Reading text.
++++
On Sep 26, 2011, at 2:17 PM, TONGARI <tongari95@gmail.com> wrote:
2011/9/27 Peter Dimov <pdimov@pdimov.com>
Dave Abrahams wrote:
IMO it clearly should be:
template<typename Iter> void clamp_range( Iter first, Iter last, typename itertor_traits<Iter>::value_**type const& high, typename itertor_traits<Iter>::value_**type const& low)
Then clamp should be
template<class T> T clamp( T const & value, typename identity<T>::type const & low, typename identity<T>::type const & high );
I second this. BTW, The return type could be T const&.
Okay, I'll bite. Why identity and not just T? (I thought this might be a joke at first.)
AMDG On 09/27/2011 07:23 AM, Gordon Woodhull wrote:
On Sep 26, 2011, at 2:17 PM, TONGARI <tongari95@gmail.com> wrote:
2011/9/27 Peter Dimov <pdimov@pdimov.com>
Then clamp should be
template<class T> T clamp( T const & value, typename identity<T>::type const & low, typename identity<T>::type const & high );
I second this. BTW, The return type could be T const&.
++++
Your tasks.
a) Translate this sentence from the clamp thread into Spanish: "I thought this might be a joke at first."
b) Resume the mailing-list thread about the clamp function template, picking up right after its final line.
The records that follow were taken from a different source than the clamp thread.

Data extract.
++++
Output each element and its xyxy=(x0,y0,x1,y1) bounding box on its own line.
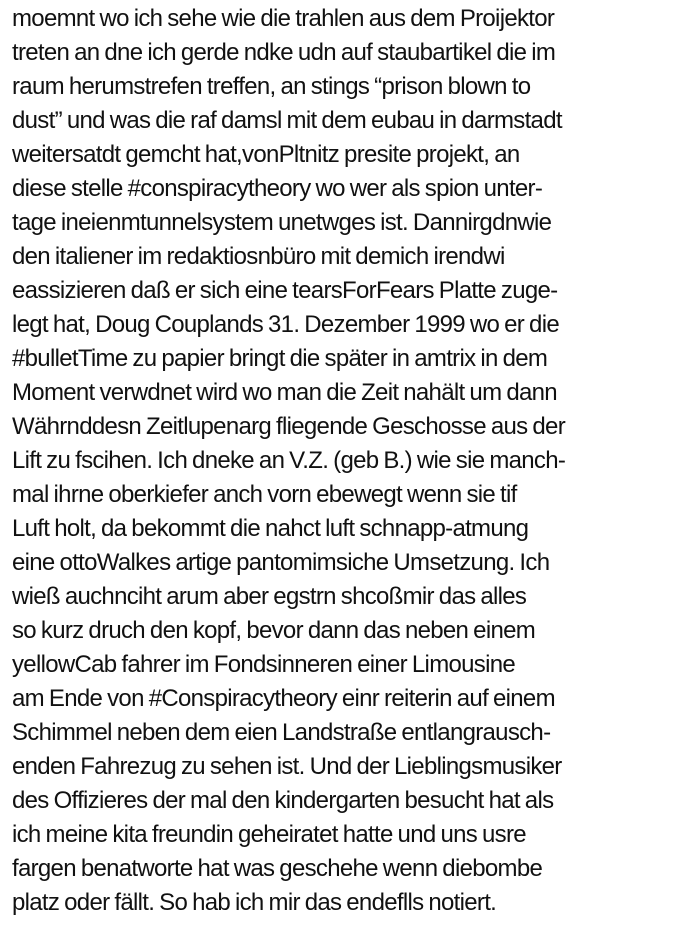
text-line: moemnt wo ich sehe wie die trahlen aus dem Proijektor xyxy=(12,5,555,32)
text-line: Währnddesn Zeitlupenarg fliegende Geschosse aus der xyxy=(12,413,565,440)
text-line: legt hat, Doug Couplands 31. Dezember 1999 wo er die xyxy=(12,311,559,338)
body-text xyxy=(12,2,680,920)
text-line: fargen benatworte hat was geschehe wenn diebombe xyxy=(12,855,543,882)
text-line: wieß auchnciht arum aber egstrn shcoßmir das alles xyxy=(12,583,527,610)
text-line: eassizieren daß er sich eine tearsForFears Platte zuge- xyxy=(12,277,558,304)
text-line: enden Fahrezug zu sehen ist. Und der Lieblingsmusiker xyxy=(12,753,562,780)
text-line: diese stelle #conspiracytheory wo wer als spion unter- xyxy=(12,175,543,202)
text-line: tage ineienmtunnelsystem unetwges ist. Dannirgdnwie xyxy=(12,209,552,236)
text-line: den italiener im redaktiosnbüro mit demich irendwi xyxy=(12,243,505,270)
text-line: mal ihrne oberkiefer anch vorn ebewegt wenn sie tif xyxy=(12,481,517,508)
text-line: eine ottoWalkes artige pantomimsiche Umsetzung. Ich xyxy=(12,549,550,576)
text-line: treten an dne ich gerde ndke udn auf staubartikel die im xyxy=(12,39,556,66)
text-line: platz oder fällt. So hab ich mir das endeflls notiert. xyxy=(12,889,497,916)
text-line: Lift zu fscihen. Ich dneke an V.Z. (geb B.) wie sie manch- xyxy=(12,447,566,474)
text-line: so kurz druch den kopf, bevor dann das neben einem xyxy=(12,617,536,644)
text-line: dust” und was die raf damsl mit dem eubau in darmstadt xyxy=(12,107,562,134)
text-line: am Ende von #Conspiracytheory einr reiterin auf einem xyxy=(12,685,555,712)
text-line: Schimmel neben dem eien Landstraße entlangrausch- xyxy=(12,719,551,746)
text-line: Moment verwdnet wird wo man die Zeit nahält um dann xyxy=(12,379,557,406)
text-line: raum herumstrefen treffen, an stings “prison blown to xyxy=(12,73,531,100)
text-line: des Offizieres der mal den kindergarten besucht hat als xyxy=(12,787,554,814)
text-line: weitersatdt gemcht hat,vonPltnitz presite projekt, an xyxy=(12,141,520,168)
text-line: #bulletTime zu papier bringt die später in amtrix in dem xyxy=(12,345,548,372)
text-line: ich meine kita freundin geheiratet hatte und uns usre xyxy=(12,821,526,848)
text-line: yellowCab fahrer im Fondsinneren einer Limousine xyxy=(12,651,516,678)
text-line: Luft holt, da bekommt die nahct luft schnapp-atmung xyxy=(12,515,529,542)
++++
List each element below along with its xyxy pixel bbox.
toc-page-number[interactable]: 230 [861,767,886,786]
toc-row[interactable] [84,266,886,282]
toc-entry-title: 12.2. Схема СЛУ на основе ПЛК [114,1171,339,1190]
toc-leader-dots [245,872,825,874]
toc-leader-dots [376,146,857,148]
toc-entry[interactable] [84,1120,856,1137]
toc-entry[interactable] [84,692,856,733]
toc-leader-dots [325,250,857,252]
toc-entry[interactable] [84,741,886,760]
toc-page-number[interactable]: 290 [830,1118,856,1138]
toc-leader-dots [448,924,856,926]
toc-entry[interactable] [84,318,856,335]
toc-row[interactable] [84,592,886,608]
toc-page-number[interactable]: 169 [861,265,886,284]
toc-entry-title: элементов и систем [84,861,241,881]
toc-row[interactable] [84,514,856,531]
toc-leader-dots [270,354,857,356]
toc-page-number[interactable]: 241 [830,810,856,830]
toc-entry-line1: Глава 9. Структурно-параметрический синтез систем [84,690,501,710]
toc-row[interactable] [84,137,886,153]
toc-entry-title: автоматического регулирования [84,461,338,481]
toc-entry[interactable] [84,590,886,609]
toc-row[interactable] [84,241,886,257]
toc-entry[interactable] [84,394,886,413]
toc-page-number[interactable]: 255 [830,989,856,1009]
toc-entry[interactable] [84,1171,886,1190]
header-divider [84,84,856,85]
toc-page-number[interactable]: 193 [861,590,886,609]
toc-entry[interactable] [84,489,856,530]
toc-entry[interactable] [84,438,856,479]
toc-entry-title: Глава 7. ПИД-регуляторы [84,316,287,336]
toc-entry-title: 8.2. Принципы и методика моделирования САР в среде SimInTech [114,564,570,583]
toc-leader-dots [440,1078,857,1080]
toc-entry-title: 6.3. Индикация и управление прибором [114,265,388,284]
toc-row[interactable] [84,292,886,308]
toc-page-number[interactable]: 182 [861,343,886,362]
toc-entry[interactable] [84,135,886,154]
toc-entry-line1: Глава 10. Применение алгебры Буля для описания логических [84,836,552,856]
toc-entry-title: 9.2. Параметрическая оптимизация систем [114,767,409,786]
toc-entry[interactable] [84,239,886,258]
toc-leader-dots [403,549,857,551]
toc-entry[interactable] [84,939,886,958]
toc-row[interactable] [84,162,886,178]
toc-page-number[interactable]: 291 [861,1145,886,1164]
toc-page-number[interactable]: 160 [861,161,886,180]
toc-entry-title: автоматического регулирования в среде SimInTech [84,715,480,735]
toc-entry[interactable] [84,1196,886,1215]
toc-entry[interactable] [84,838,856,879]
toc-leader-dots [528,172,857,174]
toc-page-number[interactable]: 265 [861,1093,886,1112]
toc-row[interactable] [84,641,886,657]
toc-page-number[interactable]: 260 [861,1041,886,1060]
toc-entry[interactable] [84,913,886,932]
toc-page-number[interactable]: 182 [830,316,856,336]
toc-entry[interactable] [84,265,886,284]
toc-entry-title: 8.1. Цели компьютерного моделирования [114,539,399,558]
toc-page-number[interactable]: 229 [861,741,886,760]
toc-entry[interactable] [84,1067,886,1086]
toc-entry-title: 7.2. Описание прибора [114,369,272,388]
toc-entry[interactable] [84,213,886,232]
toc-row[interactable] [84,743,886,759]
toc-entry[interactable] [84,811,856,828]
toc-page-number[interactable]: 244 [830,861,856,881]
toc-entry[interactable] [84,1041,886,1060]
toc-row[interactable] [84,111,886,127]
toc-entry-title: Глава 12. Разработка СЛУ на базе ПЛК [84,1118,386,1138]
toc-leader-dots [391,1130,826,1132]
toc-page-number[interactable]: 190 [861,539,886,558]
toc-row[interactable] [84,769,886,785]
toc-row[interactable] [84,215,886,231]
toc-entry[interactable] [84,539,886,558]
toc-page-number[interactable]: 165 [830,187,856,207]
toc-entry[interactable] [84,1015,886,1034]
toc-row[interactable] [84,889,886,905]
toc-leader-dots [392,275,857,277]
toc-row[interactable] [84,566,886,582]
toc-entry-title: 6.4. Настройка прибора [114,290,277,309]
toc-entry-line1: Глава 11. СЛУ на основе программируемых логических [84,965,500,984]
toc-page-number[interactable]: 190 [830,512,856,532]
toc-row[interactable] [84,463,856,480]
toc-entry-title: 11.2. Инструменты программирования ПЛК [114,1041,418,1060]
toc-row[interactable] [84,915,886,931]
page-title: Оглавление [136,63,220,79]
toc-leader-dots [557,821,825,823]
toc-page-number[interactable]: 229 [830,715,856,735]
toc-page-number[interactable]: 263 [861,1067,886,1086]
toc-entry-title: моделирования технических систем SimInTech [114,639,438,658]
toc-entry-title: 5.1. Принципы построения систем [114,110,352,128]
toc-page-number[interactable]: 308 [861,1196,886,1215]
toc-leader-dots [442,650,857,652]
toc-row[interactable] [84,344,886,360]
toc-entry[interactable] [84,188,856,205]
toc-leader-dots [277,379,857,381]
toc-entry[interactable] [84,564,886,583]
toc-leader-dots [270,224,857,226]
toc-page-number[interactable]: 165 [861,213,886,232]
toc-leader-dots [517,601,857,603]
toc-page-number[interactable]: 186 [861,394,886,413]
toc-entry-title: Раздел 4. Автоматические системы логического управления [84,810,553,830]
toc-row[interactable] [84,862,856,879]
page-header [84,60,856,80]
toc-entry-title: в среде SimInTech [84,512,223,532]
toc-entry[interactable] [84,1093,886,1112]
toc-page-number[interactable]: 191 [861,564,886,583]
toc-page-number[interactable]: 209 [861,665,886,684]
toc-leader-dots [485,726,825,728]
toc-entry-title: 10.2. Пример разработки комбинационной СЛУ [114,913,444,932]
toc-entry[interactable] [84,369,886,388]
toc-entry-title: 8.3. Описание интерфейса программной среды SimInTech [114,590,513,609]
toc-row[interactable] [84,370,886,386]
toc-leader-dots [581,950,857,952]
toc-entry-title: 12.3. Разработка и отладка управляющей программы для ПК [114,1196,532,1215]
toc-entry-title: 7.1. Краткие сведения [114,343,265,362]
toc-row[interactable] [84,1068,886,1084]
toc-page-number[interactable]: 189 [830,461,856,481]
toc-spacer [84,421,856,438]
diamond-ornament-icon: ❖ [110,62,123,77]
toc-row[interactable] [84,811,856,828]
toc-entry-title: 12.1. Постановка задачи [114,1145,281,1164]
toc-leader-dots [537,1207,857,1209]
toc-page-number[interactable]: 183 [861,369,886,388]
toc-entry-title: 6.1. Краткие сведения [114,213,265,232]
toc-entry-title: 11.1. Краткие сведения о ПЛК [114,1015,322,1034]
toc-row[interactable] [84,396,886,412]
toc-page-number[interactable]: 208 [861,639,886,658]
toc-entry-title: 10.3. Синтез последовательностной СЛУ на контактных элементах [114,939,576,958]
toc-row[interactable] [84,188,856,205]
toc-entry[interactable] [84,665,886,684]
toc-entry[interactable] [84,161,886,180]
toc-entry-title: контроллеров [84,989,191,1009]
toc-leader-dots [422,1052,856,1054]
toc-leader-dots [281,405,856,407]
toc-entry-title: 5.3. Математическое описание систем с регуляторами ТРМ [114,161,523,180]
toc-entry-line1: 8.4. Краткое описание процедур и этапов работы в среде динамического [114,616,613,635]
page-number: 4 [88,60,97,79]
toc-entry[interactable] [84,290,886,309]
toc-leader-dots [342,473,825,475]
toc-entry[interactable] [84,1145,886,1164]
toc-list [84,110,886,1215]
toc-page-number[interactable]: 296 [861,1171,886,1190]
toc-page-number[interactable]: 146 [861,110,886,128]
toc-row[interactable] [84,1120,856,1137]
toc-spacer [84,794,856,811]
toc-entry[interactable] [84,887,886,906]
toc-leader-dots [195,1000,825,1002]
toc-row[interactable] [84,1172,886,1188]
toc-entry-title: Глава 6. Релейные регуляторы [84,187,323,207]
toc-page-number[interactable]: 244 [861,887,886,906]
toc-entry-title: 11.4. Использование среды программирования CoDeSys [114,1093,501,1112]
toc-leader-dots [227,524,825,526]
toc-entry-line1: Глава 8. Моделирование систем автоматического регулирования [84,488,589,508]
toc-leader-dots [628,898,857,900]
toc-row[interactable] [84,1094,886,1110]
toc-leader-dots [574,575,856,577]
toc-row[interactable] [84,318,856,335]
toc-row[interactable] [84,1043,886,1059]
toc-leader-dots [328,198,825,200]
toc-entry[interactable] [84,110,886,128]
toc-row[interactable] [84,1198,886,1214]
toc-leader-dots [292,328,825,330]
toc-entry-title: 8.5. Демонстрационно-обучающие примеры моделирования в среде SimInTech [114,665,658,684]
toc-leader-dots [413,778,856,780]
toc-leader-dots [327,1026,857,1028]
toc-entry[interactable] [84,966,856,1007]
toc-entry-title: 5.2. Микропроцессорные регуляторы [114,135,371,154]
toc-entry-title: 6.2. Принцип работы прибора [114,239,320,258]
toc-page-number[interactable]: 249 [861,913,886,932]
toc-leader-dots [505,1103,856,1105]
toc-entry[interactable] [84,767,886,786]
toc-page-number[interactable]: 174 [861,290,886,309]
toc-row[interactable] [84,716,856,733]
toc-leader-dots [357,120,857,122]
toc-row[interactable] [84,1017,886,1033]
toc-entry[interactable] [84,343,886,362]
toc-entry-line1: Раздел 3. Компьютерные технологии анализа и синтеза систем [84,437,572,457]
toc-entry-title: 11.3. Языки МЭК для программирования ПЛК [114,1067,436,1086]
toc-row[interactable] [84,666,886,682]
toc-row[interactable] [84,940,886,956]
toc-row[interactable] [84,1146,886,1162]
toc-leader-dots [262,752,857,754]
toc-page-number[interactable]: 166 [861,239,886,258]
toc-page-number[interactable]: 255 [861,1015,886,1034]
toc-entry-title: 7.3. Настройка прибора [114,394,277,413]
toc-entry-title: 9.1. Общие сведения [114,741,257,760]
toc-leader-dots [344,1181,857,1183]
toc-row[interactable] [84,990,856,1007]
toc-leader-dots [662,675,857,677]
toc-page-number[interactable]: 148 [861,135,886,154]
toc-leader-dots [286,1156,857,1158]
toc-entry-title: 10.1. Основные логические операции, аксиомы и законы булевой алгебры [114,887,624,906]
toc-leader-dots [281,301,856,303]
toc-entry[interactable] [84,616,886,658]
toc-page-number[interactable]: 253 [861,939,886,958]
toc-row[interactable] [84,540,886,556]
++++
Task-by-task answers.
a) Al principio pensé que podría ser una broma.

b)
Okay, I'll bite. Why identity and not just T?
(I thought this might be a joke at first.)
Using identity means that T is deduced solely based on the first argument. In Christ, Steven Watanabe
2011/9/27 Steven Watanabe <watanabesj@gmail.com>
AMDG
On 09/27/2011 07:23 AM, Gordon Woodhull wrote:
On Sep 26, 2011, at 2:17 PM, TONGARI <tongari95@gmail.com> wrote:
2011/9/27 Peter Dimov <pdimov@pdimov.com>
Then clamp should be
template<class T> T clamp( T const & value, typename identity<T>::type const & low, typename identity<T>::type const & high );
I second this. BTW, The return type could be T const&.
Okay, I'll bite. Why identity and not just T?
(I thought this might be a joke at first.)
Using identity means that T is deduced solely based on the first argument.
And thus has the benefit that low and high aren't necessary to be exactly T, just some type that can be implicitly converted to T.
On Sep 27, 2011, at 7:34 AM, Steven Watanabe wrote:
On 09/27/2011 07:23 AM, Gordon Woodhull wrote:
On Sep 26, 2011, at 2:17 PM, TONGARI <tongari95@gmail.com> wrote:
2011/9/27 Peter Dimov <pdimov@pdimov.com>
Then clamp should be
template<class T> T clamp( T const & value, typename identity<T>::type const & low, typename identity<T>::type const & high );
I second this. BTW, The return type could be T const&.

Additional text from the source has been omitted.